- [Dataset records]

*****

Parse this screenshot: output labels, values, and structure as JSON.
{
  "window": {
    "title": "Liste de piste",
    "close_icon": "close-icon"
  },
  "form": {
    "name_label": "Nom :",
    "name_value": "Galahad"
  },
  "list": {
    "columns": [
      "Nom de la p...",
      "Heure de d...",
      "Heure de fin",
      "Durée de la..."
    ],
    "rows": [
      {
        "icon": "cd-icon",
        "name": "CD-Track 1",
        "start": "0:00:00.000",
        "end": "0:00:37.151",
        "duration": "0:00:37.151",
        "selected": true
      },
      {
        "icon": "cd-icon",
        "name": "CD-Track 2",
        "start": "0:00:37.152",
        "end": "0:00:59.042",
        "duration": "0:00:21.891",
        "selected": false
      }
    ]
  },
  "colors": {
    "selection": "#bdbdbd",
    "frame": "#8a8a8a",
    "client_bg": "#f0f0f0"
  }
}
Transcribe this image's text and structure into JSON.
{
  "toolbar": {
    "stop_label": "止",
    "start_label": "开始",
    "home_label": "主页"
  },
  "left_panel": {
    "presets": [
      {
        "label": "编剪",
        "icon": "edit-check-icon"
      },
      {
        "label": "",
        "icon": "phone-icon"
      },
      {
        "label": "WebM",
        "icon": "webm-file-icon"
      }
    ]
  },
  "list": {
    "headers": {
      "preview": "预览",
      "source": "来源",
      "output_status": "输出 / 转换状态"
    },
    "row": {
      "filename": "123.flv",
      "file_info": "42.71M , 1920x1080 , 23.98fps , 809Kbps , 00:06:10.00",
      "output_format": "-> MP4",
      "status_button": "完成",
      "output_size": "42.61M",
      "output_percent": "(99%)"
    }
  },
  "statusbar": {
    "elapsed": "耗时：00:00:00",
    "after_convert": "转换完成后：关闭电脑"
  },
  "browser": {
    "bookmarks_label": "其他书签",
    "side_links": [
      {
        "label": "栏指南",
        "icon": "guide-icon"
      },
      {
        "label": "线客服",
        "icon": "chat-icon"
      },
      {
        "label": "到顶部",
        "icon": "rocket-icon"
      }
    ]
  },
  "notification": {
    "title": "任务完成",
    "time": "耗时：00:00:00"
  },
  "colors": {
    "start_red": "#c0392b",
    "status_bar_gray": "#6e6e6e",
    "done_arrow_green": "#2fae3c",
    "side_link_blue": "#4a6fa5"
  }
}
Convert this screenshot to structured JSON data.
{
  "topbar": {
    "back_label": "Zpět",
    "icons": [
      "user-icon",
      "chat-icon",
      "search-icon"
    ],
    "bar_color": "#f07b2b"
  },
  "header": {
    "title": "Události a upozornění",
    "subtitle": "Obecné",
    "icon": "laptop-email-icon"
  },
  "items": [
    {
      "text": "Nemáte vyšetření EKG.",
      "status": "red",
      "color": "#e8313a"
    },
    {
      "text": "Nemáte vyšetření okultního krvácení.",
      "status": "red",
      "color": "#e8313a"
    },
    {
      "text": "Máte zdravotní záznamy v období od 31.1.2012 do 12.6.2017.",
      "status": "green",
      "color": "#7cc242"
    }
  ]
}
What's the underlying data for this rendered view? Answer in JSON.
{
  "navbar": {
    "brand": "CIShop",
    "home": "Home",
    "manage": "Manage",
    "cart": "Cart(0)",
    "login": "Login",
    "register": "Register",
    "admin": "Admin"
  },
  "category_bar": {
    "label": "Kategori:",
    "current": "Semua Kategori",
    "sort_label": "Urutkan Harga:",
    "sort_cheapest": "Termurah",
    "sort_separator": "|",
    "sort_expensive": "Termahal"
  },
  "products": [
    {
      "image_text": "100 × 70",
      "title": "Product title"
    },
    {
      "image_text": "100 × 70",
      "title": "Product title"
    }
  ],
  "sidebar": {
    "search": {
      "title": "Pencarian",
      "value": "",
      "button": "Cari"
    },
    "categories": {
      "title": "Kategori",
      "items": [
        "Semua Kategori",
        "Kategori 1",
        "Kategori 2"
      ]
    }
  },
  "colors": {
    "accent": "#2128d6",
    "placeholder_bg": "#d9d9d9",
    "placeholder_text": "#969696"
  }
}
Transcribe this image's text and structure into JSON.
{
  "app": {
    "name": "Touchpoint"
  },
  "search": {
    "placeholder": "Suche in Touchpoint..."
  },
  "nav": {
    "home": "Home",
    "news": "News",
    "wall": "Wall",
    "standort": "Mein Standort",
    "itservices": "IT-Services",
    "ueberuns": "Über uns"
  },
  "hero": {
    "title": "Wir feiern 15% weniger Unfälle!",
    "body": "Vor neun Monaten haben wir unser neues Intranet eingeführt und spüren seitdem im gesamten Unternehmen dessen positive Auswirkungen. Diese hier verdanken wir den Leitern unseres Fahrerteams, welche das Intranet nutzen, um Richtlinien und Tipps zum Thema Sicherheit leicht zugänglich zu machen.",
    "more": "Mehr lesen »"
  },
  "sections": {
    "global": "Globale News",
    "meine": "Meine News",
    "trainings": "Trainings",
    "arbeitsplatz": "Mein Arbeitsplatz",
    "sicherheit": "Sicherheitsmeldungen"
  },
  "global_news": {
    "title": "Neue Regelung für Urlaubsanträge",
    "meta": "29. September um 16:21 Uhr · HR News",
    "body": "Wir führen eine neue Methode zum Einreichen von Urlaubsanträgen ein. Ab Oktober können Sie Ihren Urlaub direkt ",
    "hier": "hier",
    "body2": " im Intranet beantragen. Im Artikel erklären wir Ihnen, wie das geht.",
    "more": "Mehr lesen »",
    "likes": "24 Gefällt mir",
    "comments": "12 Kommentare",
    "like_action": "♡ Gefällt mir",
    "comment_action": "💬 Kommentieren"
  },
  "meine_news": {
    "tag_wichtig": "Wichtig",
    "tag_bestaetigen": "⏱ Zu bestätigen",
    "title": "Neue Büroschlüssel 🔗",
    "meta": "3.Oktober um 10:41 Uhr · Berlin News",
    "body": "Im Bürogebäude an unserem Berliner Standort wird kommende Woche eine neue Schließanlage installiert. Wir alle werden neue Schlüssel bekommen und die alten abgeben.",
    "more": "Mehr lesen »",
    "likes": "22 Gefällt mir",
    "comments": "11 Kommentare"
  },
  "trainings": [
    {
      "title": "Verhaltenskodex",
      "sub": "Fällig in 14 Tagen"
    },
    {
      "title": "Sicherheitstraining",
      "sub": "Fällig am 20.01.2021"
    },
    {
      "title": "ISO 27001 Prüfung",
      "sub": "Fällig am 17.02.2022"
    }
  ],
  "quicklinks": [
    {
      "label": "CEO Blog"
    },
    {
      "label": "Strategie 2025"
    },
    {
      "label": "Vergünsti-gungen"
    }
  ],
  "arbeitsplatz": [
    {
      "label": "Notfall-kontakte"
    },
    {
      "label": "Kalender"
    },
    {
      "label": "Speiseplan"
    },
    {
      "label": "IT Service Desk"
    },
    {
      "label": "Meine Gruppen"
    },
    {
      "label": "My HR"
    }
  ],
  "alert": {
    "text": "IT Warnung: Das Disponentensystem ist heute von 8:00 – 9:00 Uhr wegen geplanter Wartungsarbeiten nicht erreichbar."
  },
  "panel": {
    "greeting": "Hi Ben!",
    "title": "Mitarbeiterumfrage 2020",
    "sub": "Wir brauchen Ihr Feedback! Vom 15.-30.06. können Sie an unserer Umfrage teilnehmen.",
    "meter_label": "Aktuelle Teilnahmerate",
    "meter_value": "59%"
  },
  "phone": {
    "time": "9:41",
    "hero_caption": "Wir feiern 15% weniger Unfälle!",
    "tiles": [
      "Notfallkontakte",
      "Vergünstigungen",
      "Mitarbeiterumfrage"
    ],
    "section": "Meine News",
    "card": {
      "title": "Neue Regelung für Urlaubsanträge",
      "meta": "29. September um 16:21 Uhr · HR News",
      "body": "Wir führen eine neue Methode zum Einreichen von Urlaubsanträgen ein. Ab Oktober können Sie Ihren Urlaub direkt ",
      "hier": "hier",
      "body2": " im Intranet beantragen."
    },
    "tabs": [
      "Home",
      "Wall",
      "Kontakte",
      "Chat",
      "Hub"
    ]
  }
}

*****

- [EXERCISE GOAL]
Only the number is wanted: how many lines of the material contain the word "screenshot"?

- [RESPONSE BELOW]
2